**TASK PROMPT:** Give the listing again in full, exactly as written.

**INPUT DATA:**
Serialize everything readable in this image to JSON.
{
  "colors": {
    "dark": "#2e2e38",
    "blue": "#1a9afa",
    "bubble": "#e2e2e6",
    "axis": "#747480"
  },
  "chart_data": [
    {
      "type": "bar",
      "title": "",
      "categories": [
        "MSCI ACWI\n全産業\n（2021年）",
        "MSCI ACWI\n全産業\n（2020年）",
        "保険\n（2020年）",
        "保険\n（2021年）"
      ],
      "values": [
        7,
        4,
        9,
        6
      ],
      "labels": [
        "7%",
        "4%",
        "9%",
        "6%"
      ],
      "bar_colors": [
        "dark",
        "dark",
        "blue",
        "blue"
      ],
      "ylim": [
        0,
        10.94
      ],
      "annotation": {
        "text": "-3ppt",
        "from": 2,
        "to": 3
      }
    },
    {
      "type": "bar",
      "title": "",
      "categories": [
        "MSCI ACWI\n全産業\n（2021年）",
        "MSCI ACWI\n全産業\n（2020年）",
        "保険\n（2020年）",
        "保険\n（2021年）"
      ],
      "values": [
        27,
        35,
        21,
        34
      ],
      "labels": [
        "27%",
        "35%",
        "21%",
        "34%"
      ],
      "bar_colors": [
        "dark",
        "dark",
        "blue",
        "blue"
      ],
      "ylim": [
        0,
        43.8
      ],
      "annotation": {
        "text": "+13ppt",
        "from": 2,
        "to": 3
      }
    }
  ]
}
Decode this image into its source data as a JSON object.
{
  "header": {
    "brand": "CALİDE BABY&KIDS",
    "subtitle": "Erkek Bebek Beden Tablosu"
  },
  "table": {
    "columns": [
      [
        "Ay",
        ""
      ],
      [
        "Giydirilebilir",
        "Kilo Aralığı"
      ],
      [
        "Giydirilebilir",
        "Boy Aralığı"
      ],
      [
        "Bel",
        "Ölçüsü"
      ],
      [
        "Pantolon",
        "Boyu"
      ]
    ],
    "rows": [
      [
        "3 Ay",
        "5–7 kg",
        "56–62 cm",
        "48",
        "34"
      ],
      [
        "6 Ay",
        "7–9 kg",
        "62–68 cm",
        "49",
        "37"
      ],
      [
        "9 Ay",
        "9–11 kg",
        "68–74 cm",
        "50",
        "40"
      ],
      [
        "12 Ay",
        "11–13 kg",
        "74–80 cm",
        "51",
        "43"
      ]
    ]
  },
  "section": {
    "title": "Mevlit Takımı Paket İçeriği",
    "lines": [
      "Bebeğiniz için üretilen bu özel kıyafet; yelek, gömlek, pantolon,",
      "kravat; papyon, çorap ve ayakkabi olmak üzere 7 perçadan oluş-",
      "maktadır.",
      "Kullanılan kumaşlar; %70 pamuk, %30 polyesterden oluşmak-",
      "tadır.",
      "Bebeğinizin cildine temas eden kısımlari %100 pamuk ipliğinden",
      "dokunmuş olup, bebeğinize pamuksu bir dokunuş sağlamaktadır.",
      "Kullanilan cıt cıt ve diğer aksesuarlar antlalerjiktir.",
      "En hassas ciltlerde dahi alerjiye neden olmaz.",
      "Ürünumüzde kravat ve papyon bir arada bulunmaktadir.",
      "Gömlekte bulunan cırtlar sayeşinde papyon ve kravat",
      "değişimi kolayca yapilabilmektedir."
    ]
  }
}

**TASK OUTPUT:**
Serialize everything readable in this image to JSON.
{
  "colors": {
    "dark": "#2e2e38",
    "blue": "#1a9afa",
    "bubble": "#e2e2e6",
    "axis": "#747480"
  },
  "chart_data": [
    {
      "type": "bar",
      "title": "",
      "categories": [
        "MSCI ACWI\n全産業\n（2021年）",
        "MSCI ACWI\n全産業\n（2020年）",
        "保険\n（2020年）",
        "保険\n（2021年）"
      ],
      "values": [
        7,
        4,
        9,
        6
      ],
      "labels": [
        "7%",
        "4%",
        "9%",
        "6%"
      ],
      "bar_colors": [
        "dark",
        "dark",
        "blue",
        "blue"
      ],
      "ylim": [
        0,
        10.94
      ],
      "annotation": {
        "text": "-3ppt",
        "from": 2,
        "to": 3
      }
    },
    {
      "type": "bar",
      "title": "",
      "categories": [
        "MSCI ACWI\n全産業\n（2021年）",
        "MSCI ACWI\n全産業\n（2020年）",
        "保険\n（2020年）",
        "保険\n（2021年）"
      ],
      "values": [
        27,
        35,
        21,
        34
      ],
      "labels": [
        "27%",
        "35%",
        "21%",
        "34%"
      ],
      "bar_colors": [
        "dark",
        "dark",
        "blue",
        "blue"
      ],
      "ylim": [
        0,
        43.8
      ],
      "annotation": {
        "text": "+13ppt",
        "from": 2,
        "to": 3
      }
    }
  ]
}
Decode this image into its source data as a JSON object.
{
  "header": {
    "brand": "CALİDE BABY&KIDS",
    "subtitle": "Erkek Bebek Beden Tablosu"
  },
  "table": {
    "columns": [
      [
        "Ay",
        ""
      ],
      [
        "Giydirilebilir",
        "Kilo Aralığı"
      ],
      [
        "Giydirilebilir",
        "Boy Aralığı"
      ],
      [
        "Bel",
        "Ölçüsü"
      ],
      [
        "Pantolon",
        "Boyu"
      ]
    ],
    "rows": [
      [
        "3 Ay",
        "5–7 kg",
        "56–62 cm",
        "48",
        "34"
      ],
      [
        "6 Ay",
        "7–9 kg",
        "62–68 cm",
        "49",
        "37"
      ],
      [
        "9 Ay",
        "9–11 kg",
        "68–74 cm",
        "50",
        "40"
      ],
      [
        "12 Ay",
        "11–13 kg",
        "74–80 cm",
        "51",
        "43"
      ]
    ]
  },
  "section": {
    "title": "Mevlit Takımı Paket İçeriği",
    "lines": [
      "Bebeğiniz için üretilen bu özel kıyafet; yelek, gömlek, pantolon,",
      "kravat; papyon, çorap ve ayakkabi olmak üzere 7 perçadan oluş-",
      "maktadır.",
      "Kullanılan kumaşlar; %70 pamuk, %30 polyesterden oluşmak-",
      "tadır.",
      "Bebeğinizin cildine temas eden kısımlari %100 pamuk ipliğinden",
      "dokunmuş olup, bebeğinize pamuksu bir dokunuş sağlamaktadır.",
      "Kullanilan cıt cıt ve diğer aksesuarlar antlalerjiktir.",
      "En hassas ciltlerde dahi alerjiye neden olmaz.",
      "Ürünumüzde kravat ve papyon bir arada bulunmaktadir.",
      "Gömlekte bulunan cırtlar sayeşinde papyon ve kravat",
      "değişimi kolayca yapilabilmektedir."
    ]
  }
}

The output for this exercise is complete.